Set problem >> Copy every line of the data in which the word "title" occurs.

-- Start Records --

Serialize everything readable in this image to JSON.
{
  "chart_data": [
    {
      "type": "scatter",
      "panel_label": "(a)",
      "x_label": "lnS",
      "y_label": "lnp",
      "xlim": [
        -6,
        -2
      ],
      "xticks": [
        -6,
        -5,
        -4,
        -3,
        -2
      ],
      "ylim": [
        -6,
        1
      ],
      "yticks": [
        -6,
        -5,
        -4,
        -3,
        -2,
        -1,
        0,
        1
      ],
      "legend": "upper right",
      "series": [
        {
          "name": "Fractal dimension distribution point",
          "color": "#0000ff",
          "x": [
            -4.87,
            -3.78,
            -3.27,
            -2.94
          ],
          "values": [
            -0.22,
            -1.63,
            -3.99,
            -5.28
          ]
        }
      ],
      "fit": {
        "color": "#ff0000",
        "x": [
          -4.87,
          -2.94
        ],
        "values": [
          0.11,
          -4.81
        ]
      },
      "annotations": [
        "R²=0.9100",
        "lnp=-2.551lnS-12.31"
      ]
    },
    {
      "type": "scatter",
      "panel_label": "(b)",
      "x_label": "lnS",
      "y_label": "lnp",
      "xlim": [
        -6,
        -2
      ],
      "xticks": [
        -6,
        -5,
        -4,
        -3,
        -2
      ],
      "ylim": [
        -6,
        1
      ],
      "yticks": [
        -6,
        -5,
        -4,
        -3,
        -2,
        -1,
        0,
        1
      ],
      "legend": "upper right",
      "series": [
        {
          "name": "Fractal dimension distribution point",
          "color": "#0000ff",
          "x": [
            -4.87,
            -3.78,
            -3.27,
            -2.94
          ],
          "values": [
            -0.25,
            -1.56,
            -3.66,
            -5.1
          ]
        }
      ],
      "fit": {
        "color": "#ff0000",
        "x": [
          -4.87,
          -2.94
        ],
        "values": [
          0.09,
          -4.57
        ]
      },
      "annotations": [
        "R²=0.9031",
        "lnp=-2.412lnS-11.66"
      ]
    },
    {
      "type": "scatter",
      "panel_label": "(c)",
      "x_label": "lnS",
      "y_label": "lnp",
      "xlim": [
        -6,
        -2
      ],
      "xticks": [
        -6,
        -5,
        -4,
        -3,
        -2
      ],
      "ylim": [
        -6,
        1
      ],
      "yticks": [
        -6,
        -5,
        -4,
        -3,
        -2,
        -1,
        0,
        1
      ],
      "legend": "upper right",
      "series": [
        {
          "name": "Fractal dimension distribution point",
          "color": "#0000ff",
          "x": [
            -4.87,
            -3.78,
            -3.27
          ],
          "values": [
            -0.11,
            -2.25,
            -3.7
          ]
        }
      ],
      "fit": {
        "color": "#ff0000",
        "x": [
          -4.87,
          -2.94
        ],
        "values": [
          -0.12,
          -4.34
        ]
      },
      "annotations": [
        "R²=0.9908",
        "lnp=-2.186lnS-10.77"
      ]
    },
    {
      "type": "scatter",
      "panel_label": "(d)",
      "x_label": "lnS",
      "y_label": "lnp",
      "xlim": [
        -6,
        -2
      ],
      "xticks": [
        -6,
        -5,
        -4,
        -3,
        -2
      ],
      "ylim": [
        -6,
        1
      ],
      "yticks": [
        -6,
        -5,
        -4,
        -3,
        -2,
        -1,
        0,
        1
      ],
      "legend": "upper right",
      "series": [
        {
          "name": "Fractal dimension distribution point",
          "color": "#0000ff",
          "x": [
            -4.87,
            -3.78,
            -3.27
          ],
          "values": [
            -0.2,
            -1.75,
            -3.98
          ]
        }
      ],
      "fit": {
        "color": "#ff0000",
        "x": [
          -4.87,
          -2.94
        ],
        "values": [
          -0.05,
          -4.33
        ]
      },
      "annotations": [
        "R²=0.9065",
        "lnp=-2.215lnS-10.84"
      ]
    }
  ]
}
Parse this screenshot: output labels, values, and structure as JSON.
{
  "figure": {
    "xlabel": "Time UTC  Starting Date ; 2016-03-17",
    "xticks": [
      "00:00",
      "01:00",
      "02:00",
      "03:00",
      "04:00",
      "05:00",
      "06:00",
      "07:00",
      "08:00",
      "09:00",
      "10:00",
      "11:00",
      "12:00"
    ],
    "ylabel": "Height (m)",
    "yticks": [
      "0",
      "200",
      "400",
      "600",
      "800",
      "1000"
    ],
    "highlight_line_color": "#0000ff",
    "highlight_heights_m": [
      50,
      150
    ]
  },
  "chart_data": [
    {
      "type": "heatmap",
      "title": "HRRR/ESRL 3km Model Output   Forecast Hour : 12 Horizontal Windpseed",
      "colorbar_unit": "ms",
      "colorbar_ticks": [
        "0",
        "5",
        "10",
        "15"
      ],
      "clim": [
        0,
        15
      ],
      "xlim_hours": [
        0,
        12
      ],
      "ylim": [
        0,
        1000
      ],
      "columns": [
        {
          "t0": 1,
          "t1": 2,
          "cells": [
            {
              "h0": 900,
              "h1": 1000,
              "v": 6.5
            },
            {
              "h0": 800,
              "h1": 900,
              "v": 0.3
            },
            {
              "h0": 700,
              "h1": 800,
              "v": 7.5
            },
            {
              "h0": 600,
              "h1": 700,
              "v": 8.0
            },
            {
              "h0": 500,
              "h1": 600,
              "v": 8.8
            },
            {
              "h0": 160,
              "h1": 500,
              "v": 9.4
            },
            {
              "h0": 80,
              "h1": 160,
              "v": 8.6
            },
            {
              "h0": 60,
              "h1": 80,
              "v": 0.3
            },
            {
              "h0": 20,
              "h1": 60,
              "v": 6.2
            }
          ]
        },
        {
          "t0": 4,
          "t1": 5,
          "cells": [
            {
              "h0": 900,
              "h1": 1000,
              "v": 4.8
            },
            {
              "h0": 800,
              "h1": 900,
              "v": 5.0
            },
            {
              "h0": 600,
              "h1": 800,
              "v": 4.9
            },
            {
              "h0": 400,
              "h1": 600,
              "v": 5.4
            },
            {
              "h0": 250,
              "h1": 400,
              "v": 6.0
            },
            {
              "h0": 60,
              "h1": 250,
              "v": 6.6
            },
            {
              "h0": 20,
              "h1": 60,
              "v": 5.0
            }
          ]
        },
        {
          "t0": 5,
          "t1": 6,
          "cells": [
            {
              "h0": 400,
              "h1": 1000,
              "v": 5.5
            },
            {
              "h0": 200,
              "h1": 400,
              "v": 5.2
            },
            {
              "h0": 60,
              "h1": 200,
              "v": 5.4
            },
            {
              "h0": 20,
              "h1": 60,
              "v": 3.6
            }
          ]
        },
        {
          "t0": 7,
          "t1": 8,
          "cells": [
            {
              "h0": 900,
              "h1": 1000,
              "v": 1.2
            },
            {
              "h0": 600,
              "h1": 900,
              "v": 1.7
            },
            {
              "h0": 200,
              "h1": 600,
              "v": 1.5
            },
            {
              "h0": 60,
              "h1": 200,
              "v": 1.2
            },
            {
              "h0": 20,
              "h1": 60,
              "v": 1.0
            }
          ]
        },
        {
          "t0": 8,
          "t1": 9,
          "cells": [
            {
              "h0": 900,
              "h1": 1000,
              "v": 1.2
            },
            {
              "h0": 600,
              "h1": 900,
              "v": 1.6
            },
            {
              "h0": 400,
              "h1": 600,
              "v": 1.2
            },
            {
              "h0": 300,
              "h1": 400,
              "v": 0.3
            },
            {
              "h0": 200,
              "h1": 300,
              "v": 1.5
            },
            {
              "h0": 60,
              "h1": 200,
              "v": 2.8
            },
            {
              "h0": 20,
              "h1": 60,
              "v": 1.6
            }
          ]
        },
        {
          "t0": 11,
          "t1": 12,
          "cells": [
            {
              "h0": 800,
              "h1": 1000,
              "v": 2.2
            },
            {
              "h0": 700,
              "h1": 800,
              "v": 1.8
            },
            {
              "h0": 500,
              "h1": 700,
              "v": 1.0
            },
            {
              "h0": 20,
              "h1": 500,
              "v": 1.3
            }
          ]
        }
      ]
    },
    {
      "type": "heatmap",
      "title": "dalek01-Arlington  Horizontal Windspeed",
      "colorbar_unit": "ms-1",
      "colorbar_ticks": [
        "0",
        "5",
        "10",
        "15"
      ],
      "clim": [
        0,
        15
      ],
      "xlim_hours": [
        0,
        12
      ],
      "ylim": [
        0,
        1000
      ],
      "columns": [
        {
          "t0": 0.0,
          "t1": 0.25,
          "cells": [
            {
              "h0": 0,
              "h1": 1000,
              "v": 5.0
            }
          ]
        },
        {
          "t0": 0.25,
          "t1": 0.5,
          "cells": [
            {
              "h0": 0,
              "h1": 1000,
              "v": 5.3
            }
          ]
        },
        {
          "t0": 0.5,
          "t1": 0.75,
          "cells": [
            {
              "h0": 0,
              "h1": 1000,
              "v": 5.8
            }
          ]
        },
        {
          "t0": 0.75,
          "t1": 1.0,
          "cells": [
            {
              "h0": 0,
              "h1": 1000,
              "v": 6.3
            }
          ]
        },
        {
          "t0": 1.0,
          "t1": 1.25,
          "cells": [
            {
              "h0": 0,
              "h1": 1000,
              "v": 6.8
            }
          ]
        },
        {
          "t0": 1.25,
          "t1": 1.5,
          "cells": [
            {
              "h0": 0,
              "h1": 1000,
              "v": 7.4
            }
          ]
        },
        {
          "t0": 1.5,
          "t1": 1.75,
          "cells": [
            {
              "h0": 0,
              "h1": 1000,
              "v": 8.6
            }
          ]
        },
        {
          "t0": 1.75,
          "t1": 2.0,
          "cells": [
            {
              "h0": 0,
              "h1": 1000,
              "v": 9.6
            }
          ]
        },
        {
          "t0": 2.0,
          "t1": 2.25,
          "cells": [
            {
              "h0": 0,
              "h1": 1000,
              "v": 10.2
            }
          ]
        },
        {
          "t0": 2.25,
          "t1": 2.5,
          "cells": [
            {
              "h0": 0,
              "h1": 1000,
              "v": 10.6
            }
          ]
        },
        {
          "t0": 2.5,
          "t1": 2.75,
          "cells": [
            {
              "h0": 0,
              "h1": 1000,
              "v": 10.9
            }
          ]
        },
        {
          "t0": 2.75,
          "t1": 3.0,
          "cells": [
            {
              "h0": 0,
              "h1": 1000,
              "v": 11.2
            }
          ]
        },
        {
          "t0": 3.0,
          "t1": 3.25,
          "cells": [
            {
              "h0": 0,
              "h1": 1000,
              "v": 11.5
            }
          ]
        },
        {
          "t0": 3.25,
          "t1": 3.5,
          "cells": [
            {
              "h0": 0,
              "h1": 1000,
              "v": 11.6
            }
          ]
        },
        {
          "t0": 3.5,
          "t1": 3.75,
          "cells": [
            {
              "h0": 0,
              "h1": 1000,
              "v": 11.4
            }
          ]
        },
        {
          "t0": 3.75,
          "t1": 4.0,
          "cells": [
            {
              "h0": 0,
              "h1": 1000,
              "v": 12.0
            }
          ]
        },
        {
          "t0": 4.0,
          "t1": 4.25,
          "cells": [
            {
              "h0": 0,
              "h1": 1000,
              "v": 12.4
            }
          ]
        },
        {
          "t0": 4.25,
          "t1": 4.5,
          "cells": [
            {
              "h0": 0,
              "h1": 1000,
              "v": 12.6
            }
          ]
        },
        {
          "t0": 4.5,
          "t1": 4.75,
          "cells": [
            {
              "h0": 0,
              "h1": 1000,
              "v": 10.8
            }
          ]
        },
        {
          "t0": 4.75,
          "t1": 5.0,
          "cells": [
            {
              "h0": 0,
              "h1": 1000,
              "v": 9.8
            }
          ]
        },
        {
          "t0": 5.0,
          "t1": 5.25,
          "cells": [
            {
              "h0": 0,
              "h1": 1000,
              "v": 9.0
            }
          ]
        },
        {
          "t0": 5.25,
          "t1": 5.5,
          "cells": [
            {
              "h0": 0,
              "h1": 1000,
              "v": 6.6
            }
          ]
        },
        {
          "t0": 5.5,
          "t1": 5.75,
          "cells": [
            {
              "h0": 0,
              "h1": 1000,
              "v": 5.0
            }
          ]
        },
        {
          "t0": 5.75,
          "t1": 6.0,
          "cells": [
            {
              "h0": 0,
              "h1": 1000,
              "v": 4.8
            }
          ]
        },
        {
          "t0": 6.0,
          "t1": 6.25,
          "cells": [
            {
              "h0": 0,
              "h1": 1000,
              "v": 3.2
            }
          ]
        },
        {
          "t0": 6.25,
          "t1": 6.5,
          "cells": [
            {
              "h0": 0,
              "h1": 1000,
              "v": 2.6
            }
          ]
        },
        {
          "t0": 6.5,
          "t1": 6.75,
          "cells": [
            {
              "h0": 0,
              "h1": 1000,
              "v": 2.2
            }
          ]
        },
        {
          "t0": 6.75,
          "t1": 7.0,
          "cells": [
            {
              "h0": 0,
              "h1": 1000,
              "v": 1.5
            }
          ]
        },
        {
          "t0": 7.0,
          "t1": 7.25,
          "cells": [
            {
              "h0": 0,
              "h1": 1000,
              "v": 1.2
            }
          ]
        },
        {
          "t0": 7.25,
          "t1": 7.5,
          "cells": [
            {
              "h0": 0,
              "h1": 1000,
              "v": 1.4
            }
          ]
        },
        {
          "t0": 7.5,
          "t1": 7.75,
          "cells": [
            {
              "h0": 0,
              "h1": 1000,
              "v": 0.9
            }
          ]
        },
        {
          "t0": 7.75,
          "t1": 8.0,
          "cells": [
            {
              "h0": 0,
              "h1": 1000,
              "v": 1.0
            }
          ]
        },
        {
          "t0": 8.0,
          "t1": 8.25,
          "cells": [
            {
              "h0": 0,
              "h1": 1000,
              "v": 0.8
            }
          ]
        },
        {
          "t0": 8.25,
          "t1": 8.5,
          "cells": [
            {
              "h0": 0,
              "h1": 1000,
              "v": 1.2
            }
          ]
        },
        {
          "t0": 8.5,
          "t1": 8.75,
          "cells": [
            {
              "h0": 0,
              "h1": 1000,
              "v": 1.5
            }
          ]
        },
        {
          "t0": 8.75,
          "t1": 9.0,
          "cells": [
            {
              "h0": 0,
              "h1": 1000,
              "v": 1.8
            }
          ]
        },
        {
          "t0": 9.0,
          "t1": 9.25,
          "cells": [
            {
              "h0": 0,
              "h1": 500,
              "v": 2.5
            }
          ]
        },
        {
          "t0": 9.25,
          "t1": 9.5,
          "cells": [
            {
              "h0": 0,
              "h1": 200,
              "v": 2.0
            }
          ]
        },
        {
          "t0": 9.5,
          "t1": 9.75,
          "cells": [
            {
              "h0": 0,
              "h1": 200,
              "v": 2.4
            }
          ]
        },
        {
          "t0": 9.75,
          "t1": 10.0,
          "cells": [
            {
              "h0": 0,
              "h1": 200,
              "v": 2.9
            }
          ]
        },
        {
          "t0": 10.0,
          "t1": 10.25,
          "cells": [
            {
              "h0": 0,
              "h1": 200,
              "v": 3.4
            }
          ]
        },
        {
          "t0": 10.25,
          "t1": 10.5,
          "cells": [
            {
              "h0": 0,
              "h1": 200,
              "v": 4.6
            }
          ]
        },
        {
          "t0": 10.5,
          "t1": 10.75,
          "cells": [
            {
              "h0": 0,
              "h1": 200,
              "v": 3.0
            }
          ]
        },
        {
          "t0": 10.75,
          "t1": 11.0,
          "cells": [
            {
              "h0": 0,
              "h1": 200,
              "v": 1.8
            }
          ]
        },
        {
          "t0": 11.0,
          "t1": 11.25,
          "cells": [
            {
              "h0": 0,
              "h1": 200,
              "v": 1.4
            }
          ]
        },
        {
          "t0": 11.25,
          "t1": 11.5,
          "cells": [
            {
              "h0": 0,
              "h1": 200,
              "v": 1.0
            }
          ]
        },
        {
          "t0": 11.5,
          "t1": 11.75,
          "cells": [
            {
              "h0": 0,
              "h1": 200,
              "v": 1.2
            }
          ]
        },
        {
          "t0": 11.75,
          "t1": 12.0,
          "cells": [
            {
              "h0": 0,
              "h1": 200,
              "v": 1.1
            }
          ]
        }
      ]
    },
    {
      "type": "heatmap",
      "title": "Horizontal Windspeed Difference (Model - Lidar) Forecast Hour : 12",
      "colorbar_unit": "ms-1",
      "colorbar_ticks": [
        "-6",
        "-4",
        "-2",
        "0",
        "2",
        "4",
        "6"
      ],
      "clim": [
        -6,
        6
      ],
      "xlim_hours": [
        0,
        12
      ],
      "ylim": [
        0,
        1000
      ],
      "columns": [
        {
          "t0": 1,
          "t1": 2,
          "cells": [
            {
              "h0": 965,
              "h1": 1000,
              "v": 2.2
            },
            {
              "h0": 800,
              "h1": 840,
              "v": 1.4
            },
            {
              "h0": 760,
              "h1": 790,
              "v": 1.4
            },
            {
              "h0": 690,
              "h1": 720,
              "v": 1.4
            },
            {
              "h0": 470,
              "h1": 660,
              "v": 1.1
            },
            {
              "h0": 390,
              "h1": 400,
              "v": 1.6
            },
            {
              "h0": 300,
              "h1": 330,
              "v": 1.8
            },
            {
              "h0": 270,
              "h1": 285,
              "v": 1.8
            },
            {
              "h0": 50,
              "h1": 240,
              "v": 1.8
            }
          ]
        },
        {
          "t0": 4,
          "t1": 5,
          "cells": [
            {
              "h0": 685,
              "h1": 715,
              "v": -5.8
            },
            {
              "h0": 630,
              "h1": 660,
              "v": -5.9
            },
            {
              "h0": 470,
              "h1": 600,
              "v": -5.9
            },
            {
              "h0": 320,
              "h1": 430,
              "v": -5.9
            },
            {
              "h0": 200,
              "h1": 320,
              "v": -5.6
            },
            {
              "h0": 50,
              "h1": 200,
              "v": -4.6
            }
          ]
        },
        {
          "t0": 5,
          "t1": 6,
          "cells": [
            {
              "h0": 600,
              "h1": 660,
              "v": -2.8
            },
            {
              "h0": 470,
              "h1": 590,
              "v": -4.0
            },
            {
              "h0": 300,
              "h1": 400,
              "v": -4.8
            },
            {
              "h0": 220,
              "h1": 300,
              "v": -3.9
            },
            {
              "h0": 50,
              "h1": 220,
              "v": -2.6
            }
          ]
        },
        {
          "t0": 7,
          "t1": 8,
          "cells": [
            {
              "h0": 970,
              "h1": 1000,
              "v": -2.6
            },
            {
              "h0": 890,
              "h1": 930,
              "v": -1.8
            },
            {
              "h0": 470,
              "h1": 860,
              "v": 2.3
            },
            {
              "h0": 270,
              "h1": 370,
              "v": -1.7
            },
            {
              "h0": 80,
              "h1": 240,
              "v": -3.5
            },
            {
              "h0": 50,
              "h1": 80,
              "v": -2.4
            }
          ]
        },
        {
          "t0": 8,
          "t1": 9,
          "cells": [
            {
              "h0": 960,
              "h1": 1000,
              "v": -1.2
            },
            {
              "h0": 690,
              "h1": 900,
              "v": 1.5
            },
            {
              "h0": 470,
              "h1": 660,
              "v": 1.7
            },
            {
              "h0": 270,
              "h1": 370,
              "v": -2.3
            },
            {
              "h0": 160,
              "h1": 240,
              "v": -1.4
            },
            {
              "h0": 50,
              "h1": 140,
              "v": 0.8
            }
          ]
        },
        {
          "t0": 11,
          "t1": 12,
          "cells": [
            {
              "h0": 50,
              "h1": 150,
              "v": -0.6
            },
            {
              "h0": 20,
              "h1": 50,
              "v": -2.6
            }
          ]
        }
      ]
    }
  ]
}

-- End Records --

Written solution >>
      "title": "HRRR/ESRL 3km Model Output   Forecast Hour : 12 Horizontal Windpseed",
      "title": "dalek01-Arlington  Horizontal Windspeed",
      "title": "Horizontal Windspeed Difference (Model - Lidar) Forecast Hour : 12",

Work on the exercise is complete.